→ WHAT NEEDS TO BE DONE
Lift every line from the entries that includes the word "values".

[Excerpts from a figure dataset]
......

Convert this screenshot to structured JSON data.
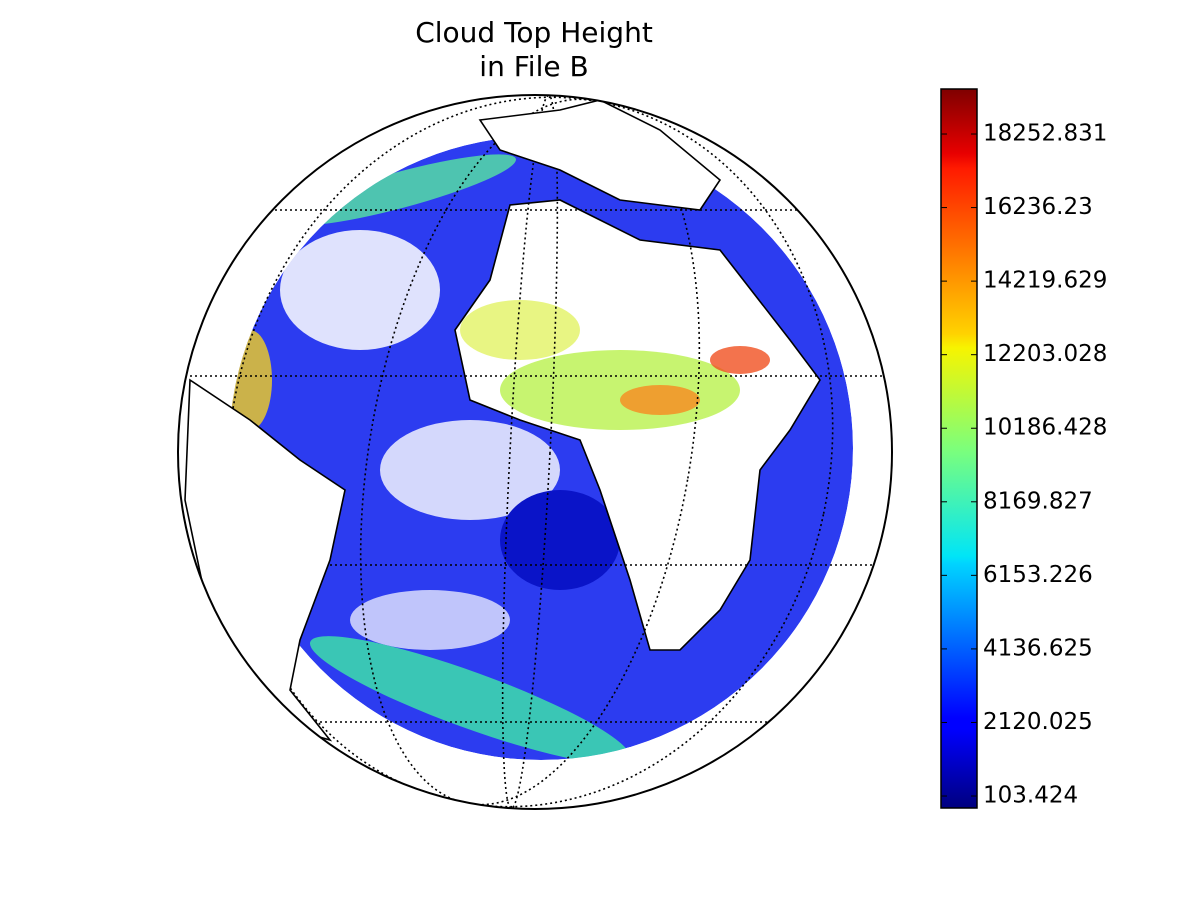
{
  "chart_data": {
    "type": "map",
    "title": [
      "Cloud Top Height",
      "in File B"
    ],
    "colormap": "jet",
    "clim": [
      -225,
      19487
    ],
    "cticks": [
      103.424,
      2120.025,
      4136.625,
      6153.226,
      8169.827,
      10186.428,
      12203.028,
      14219.629,
      16236.23,
      18252.831
    ]
  }
}
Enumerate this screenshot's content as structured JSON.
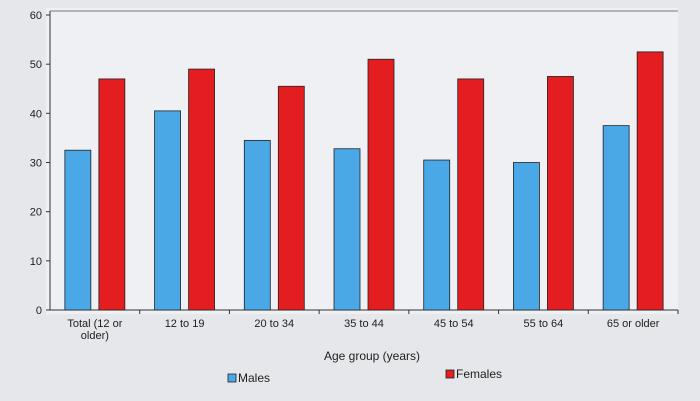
{
  "chart_data": {
    "type": "bar",
    "title": "",
    "xlabel": "Age group (years)",
    "ylabel": "",
    "ylim": [
      0,
      60
    ],
    "yticks": [
      0,
      10,
      20,
      30,
      40,
      50,
      60
    ],
    "grid": false,
    "legend_position": "bottom",
    "categories": [
      [
        "Total (12 or",
        "older)"
      ],
      [
        "12 to 19"
      ],
      [
        "20 to 34"
      ],
      [
        "35 to 44"
      ],
      [
        "45 to 54"
      ],
      [
        "55 to 64"
      ],
      [
        "65 or older"
      ]
    ],
    "series": [
      {
        "name": "Males",
        "color": "#4aa8e6",
        "values": [
          32.5,
          40.5,
          34.5,
          32.8,
          30.5,
          30.0,
          37.5
        ]
      },
      {
        "name": "Females",
        "color": "#e41e20",
        "values": [
          47.0,
          49.0,
          45.5,
          51.0,
          47.0,
          47.5,
          52.5
        ]
      }
    ]
  }
}
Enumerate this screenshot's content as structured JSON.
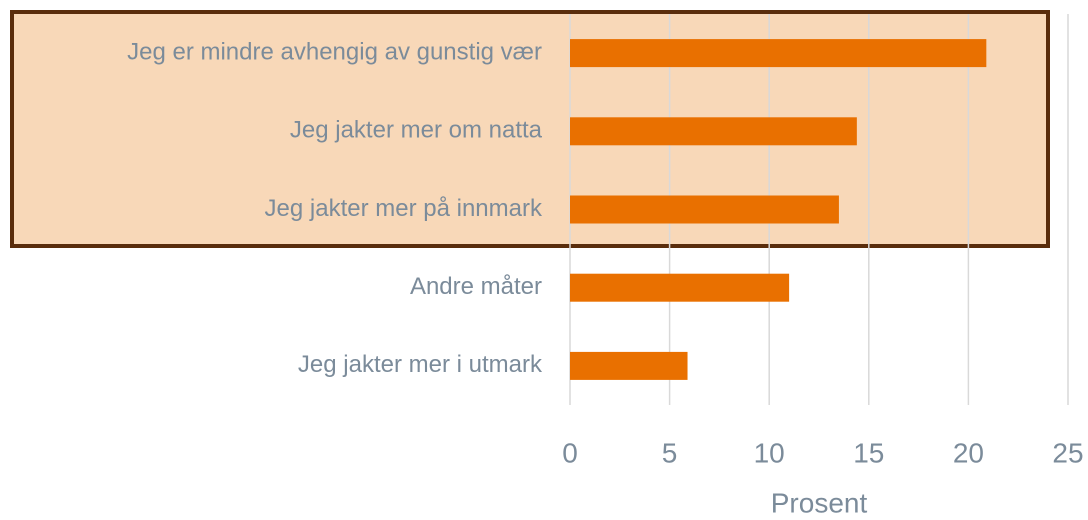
{
  "chart_data": {
    "type": "bar",
    "orientation": "horizontal",
    "categories": [
      "Jeg er mindre avhengig av gunstig vær",
      "Jeg jakter mer om natta",
      "Jeg jakter mer på innmark",
      "Andre måter",
      "Jeg jakter mer i utmark"
    ],
    "values": [
      20.9,
      14.4,
      13.5,
      11.0,
      5.9
    ],
    "color": "#e97000",
    "x_label": "Prosent",
    "xlim": [
      0,
      25
    ],
    "xticks": [
      0,
      5,
      10,
      15,
      20,
      25
    ],
    "grid": true
  }
}
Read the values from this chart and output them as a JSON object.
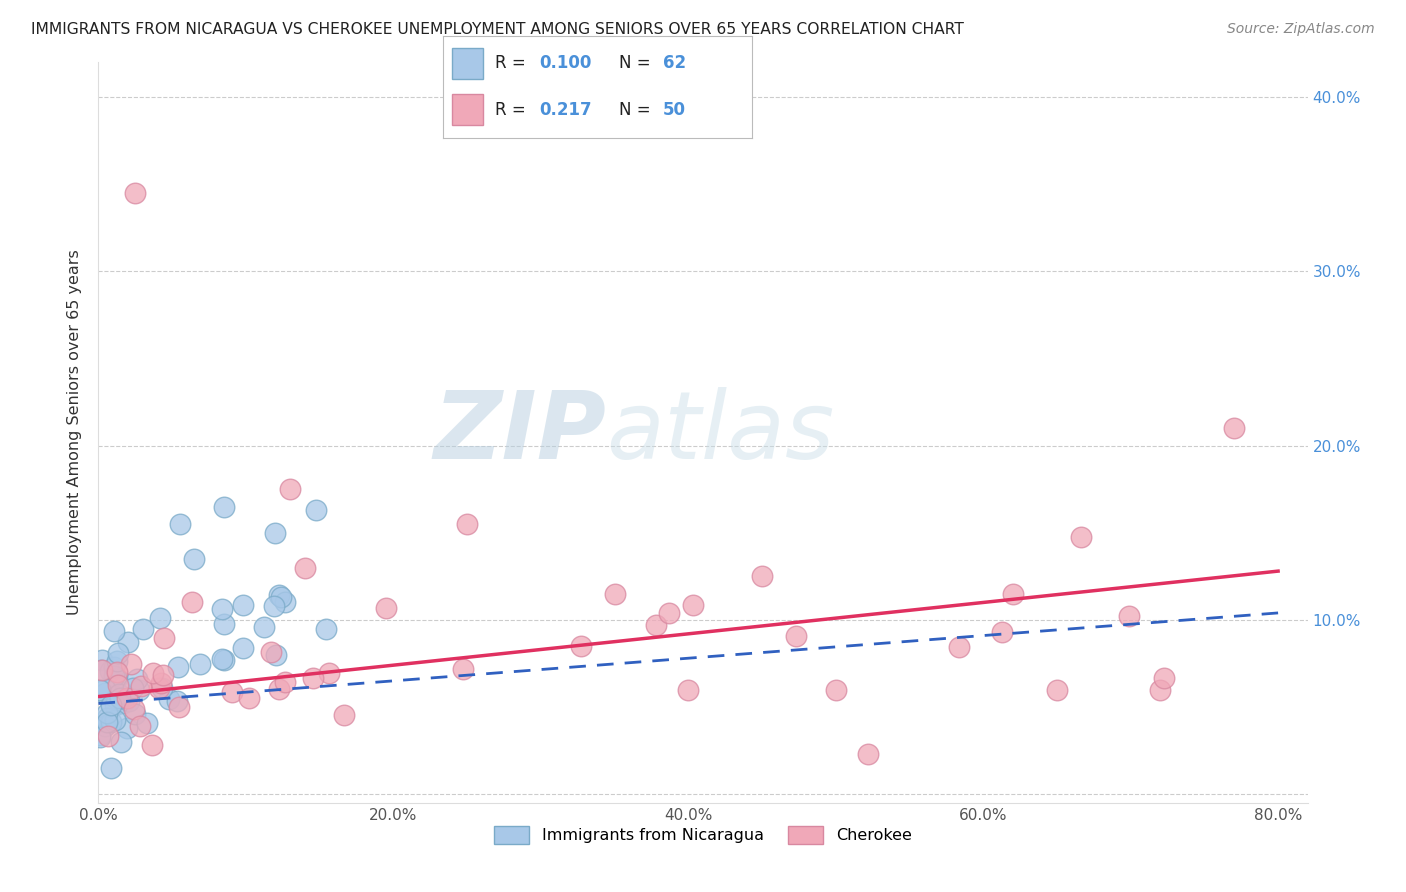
{
  "title": "IMMIGRANTS FROM NICARAGUA VS CHEROKEE UNEMPLOYMENT AMONG SENIORS OVER 65 YEARS CORRELATION CHART",
  "source": "Source: ZipAtlas.com",
  "ylabel": "Unemployment Among Seniors over 65 years",
  "watermark_zip": "ZIP",
  "watermark_atlas": "atlas",
  "xlim": [
    0.0,
    0.82
  ],
  "ylim": [
    -0.005,
    0.42
  ],
  "yticks": [
    0.0,
    0.1,
    0.2,
    0.3,
    0.4
  ],
  "ytick_labels_right": [
    "",
    "10.0%",
    "20.0%",
    "30.0%",
    "40.0%"
  ],
  "xticks": [
    0.0,
    0.2,
    0.4,
    0.6,
    0.8
  ],
  "xtick_labels": [
    "0.0%",
    "20.0%",
    "40.0%",
    "60.0%",
    "80.0%"
  ],
  "blue_fill": "#a8c8e8",
  "blue_edge": "#7aaac8",
  "pink_fill": "#f0a8b8",
  "pink_edge": "#d888a0",
  "blue_line_color": "#3060c0",
  "pink_line_color": "#e03060",
  "grid_color": "#cccccc",
  "tick_color": "#4a90d9",
  "bg_color": "#ffffff",
  "legend_label1": "Immigrants from Nicaragua",
  "legend_label2": "Cherokee",
  "R_blue": 0.1,
  "N_blue": 62,
  "R_pink": 0.217,
  "N_pink": 50
}
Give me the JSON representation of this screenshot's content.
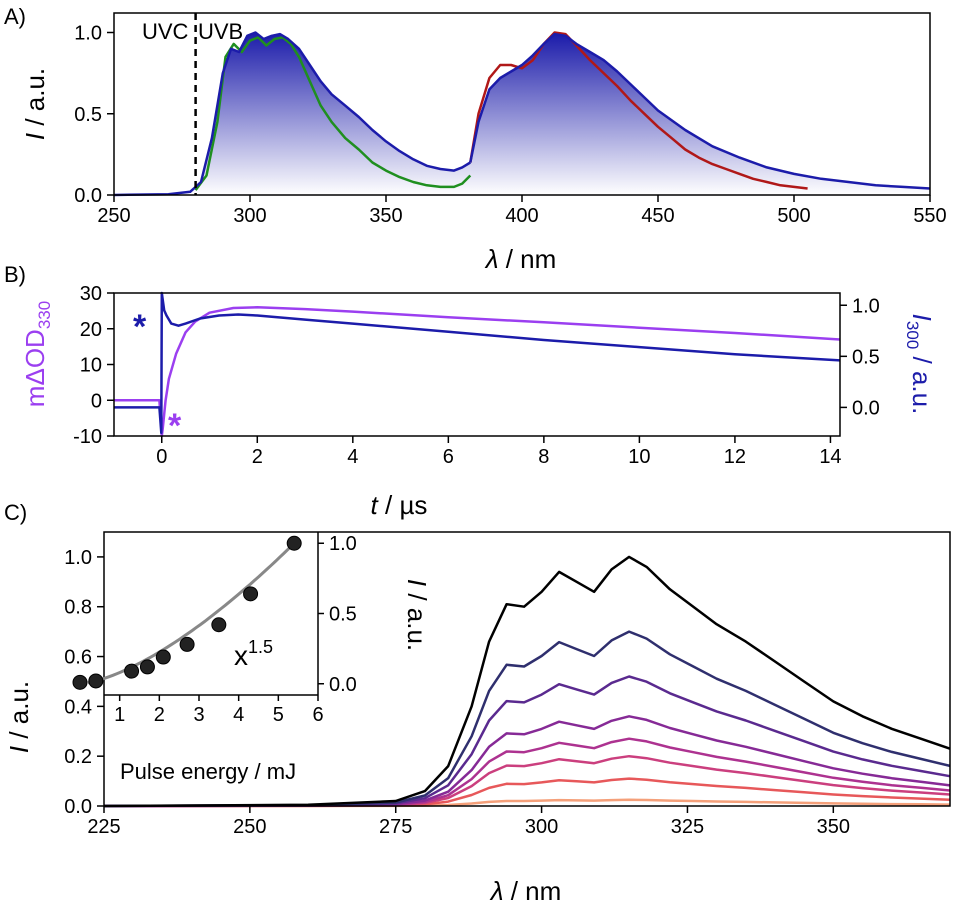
{
  "chart_data": [
    {
      "panel": "A)",
      "type": "line",
      "xlabel_sym": "λ",
      "xlabel_rest": " / nm",
      "ylabel_sym": "I",
      "ylabel_rest": " / a.u.",
      "xlim": [
        250,
        550
      ],
      "ylim": [
        0,
        1.12
      ],
      "xticks": [
        250,
        300,
        350,
        400,
        450,
        500,
        550
      ],
      "yticks": [
        0.0,
        0.5,
        1.0
      ],
      "annotations": [
        "UVC",
        "UVB"
      ],
      "divider_x": 280,
      "colors": {
        "blue": "#1c1caa",
        "green": "#1f8f1f",
        "red": "#b01818"
      },
      "series": [
        {
          "color": "blue",
          "fill": true,
          "x": [
            250,
            270,
            278,
            282,
            286,
            290,
            293,
            296,
            299,
            302,
            305,
            308,
            311,
            314,
            318,
            322,
            326,
            330,
            335,
            340,
            345,
            350,
            355,
            360,
            365,
            370,
            375,
            378,
            381
          ],
          "y": [
            0.0,
            0.005,
            0.02,
            0.08,
            0.35,
            0.75,
            0.9,
            0.88,
            0.98,
            1.0,
            0.96,
            0.98,
            0.99,
            0.96,
            0.9,
            0.8,
            0.7,
            0.62,
            0.55,
            0.48,
            0.4,
            0.33,
            0.27,
            0.22,
            0.18,
            0.16,
            0.15,
            0.17,
            0.2
          ]
        },
        {
          "color": "blue",
          "fill": true,
          "x": [
            381,
            384,
            388,
            392,
            396,
            400,
            404,
            408,
            412,
            416,
            420,
            425,
            430,
            435,
            440,
            445,
            450,
            460,
            470,
            480,
            490,
            500,
            510,
            520,
            530,
            540,
            550
          ],
          "y": [
            0.2,
            0.45,
            0.65,
            0.72,
            0.76,
            0.8,
            0.86,
            0.93,
            0.99,
            0.98,
            0.93,
            0.88,
            0.83,
            0.76,
            0.68,
            0.6,
            0.52,
            0.4,
            0.3,
            0.23,
            0.17,
            0.13,
            0.1,
            0.08,
            0.06,
            0.05,
            0.04
          ]
        },
        {
          "color": "green",
          "fill": false,
          "x": [
            280,
            284,
            288,
            291,
            294,
            297,
            300,
            303,
            306,
            309,
            312,
            315,
            318,
            322,
            326,
            330,
            335,
            340,
            345,
            350,
            355,
            360,
            365,
            370,
            375,
            378,
            381
          ],
          "y": [
            0.03,
            0.12,
            0.45,
            0.85,
            0.93,
            0.88,
            0.95,
            0.97,
            0.92,
            0.96,
            0.97,
            0.93,
            0.85,
            0.7,
            0.55,
            0.45,
            0.35,
            0.28,
            0.2,
            0.15,
            0.11,
            0.08,
            0.06,
            0.05,
            0.05,
            0.07,
            0.12
          ]
        },
        {
          "color": "red",
          "fill": false,
          "x": [
            381,
            384,
            388,
            392,
            396,
            400,
            404,
            408,
            412,
            416,
            420,
            425,
            430,
            435,
            440,
            445,
            450,
            455,
            460,
            465,
            470,
            475,
            480,
            485,
            490,
            495,
            500,
            505
          ],
          "y": [
            0.2,
            0.5,
            0.72,
            0.8,
            0.8,
            0.78,
            0.83,
            0.93,
            1.0,
            0.99,
            0.92,
            0.83,
            0.75,
            0.67,
            0.58,
            0.5,
            0.42,
            0.35,
            0.28,
            0.23,
            0.19,
            0.16,
            0.13,
            0.1,
            0.08,
            0.06,
            0.05,
            0.04
          ]
        }
      ]
    },
    {
      "panel": "B)",
      "type": "line",
      "xlabel_sym": "t",
      "xlabel_rest": " / µs",
      "ylabel_left": "mΔOD",
      "ylabel_left_sub": "330",
      "ylabel_right_sym": "I",
      "ylabel_right_sub": "300",
      "ylabel_right_rest": " / a.u.",
      "xlim": [
        -1,
        14.2
      ],
      "ylim_left": [
        -10,
        30
      ],
      "ylim_right": [
        -0.28,
        1.12
      ],
      "xticks": [
        0,
        2,
        4,
        6,
        8,
        10,
        12,
        14
      ],
      "yticks_left": [
        -10,
        0,
        10,
        20,
        30
      ],
      "yticks_right": [
        0.0,
        0.5,
        1.0
      ],
      "markers": [
        "*",
        "*"
      ],
      "colors": {
        "violet": "#9b3ff0",
        "navy": "#1c1caa"
      },
      "series": [
        {
          "color": "violet",
          "axis": "left",
          "x": [
            -1,
            -0.5,
            -0.05,
            0.0,
            0.02,
            0.08,
            0.15,
            0.3,
            0.5,
            0.7,
            1.0,
            1.5,
            2,
            3,
            4,
            6,
            8,
            10,
            12,
            14.2
          ],
          "y": [
            0,
            0,
            0,
            -10,
            -8,
            0,
            6,
            13,
            19,
            22,
            24.5,
            25.8,
            26,
            25.5,
            24.8,
            23.2,
            21.8,
            20.3,
            18.8,
            17
          ]
        },
        {
          "color": "navy",
          "axis": "right",
          "x": [
            -1,
            -0.5,
            -0.05,
            -0.01,
            0.0,
            0.05,
            0.1,
            0.2,
            0.35,
            0.5,
            0.8,
            1.2,
            1.6,
            2.0,
            3,
            4,
            6,
            8,
            10,
            12,
            14.2
          ],
          "y": [
            0.0,
            0.0,
            0.0,
            -0.25,
            1.12,
            0.95,
            0.9,
            0.82,
            0.8,
            0.82,
            0.87,
            0.9,
            0.91,
            0.9,
            0.86,
            0.82,
            0.74,
            0.66,
            0.59,
            0.52,
            0.46
          ]
        }
      ]
    },
    {
      "panel": "C)",
      "type": "line",
      "xlabel_sym": "λ",
      "xlabel_rest": " / nm",
      "ylabel_sym": "I",
      "ylabel_rest": " / a.u.",
      "xlim": [
        225,
        370
      ],
      "ylim": [
        0,
        1.1
      ],
      "xticks": [
        225,
        250,
        275,
        300,
        325,
        350
      ],
      "yticks": [
        0.0,
        0.2,
        0.4,
        0.6,
        0.8,
        1.0
      ],
      "x": [
        225,
        260,
        275,
        280,
        284,
        288,
        291,
        294,
        297,
        300,
        303,
        306,
        309,
        312,
        315,
        318,
        322,
        326,
        330,
        335,
        340,
        345,
        350,
        355,
        360,
        365,
        370
      ],
      "shape": [
        0.0,
        0.005,
        0.02,
        0.06,
        0.16,
        0.4,
        0.66,
        0.81,
        0.8,
        0.86,
        0.94,
        0.9,
        0.86,
        0.95,
        1.0,
        0.96,
        0.87,
        0.8,
        0.73,
        0.66,
        0.58,
        0.5,
        0.42,
        0.36,
        0.31,
        0.27,
        0.23
      ],
      "series": [
        {
          "color": "#000000",
          "scale": 1.0
        },
        {
          "color": "#2f2f6e",
          "scale": 0.7
        },
        {
          "color": "#5a2a8f",
          "scale": 0.52
        },
        {
          "color": "#862a96",
          "scale": 0.36
        },
        {
          "color": "#ad3290",
          "scale": 0.27
        },
        {
          "color": "#cb3f7e",
          "scale": 0.2
        },
        {
          "color": "#e7585a",
          "scale": 0.11
        },
        {
          "color": "#f5a07a",
          "scale": 0.025
        }
      ],
      "inset": {
        "type": "scatter",
        "xlabel": "Pulse energy / mJ",
        "ylabel_sym": "I",
        "ylabel_rest": " / a.u.",
        "xlim": [
          0,
          6
        ],
        "ylim": [
          -0.08,
          1.08
        ],
        "xticks": [
          1,
          2,
          3,
          4,
          5,
          6
        ],
        "yticks": [
          0.0,
          0.5,
          1.0
        ],
        "annotation_base": "x",
        "annotation_exp": "1.5",
        "points": {
          "x": [
            0.0,
            0.4,
            1.3,
            1.7,
            2.1,
            2.7,
            3.5,
            4.3,
            5.4
          ],
          "y": [
            0.01,
            0.02,
            0.09,
            0.12,
            0.19,
            0.28,
            0.42,
            0.64,
            1.0
          ]
        },
        "fit_exponent": 1.5
      }
    }
  ]
}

......

→ EXERCISE RESULT
        "values": [
        "values": [
    "values": [
Read the values from this chart and output them as a JSON object.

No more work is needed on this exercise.